## Direction
In the forum thread on bootstrap resampling for logB, how many times was the 868-unit data set sampled in the quoted help example?

## Excerpted text
>> start
Interpretation of bootstrap resampling for logB and related issues

21 views
Skip to first unread message

Daniel Palacios

unread,
Oct 5, 2016, 12:38:58 AM10/5/16
to HyperNiche and NPMR
After a few days my machine just returned the results of bootstrap resampling for my "final model", for the purpose of describing the stability the logB statistic. I am following the HyperNiche2 built-in help page on the topic to interpret my own results. Below I'm pasting the relevant content from the example in the help (for xR²) and then my results (for logB):

"Example Bootstrap Results
In the following example, a data set of 868 sample units was sampled 100 times, with replacement, each sample consisting of 868 picks. The variation in fits of the model to the bootstrap samples is described by the mean, variance, extremes, and percentiles of xR². The fit is quite stable, 95% of the time falling within the range of 0.845 to 0.876 (the 5th and 95th percentiles). The median fit was 0.8595."
>> end
## Stored data
>> start
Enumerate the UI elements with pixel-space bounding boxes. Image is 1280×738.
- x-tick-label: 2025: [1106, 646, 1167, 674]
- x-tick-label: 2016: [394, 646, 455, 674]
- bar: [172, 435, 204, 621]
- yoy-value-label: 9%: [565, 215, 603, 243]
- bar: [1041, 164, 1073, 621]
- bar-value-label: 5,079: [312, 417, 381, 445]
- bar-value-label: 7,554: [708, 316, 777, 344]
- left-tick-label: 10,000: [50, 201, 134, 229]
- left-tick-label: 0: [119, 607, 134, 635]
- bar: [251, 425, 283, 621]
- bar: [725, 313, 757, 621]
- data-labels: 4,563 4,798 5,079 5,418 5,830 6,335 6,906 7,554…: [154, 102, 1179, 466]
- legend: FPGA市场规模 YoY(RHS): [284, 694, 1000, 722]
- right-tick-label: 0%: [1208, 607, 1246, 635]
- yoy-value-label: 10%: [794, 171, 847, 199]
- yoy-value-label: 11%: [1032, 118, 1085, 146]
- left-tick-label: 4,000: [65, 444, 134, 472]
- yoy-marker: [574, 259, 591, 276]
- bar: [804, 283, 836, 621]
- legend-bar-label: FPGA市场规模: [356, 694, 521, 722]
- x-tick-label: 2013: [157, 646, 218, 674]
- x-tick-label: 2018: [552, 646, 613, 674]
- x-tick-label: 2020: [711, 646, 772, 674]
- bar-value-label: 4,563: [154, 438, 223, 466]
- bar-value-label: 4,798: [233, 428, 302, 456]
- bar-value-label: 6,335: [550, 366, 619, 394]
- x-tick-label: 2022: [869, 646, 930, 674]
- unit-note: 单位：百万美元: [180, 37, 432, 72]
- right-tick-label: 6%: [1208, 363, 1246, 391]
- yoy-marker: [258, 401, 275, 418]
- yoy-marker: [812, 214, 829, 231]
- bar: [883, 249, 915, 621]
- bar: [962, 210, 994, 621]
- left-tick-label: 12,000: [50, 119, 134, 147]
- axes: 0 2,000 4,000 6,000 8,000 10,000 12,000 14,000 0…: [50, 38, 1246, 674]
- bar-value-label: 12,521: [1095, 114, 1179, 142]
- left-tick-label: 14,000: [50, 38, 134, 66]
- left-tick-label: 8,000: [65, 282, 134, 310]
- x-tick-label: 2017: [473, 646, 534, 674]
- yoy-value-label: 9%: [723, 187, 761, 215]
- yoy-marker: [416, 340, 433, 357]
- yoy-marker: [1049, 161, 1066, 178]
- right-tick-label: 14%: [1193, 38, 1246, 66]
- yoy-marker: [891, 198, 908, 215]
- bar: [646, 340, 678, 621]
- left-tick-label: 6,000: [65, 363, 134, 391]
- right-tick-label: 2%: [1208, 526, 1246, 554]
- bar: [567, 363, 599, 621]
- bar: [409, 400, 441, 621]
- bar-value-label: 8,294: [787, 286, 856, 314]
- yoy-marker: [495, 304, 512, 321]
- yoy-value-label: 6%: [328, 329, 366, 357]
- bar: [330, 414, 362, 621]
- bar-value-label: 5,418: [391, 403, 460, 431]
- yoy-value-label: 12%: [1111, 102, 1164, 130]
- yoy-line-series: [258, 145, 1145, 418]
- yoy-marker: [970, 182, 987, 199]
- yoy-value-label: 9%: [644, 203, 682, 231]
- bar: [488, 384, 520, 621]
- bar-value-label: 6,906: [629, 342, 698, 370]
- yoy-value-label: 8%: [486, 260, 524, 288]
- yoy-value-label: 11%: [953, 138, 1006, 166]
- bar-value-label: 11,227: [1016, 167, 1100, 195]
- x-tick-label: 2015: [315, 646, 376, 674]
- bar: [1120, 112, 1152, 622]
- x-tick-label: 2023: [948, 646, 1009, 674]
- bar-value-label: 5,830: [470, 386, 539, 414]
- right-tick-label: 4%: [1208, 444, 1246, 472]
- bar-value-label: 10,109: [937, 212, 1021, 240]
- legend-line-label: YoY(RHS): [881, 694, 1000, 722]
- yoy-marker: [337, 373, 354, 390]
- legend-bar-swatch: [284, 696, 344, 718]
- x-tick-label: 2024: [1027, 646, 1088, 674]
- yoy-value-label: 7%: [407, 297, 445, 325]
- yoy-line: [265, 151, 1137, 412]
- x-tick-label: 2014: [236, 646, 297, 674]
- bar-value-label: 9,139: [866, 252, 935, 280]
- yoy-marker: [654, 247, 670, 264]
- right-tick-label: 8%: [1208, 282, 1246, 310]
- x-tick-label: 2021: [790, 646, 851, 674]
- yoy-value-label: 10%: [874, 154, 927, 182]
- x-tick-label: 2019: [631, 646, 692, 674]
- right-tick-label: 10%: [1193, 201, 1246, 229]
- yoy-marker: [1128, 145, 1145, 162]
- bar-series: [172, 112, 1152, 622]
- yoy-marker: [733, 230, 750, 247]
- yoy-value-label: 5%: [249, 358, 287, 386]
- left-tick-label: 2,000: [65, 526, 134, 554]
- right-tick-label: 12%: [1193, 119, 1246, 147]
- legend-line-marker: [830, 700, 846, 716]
>> end
## Output for this task
100 times, with replacement.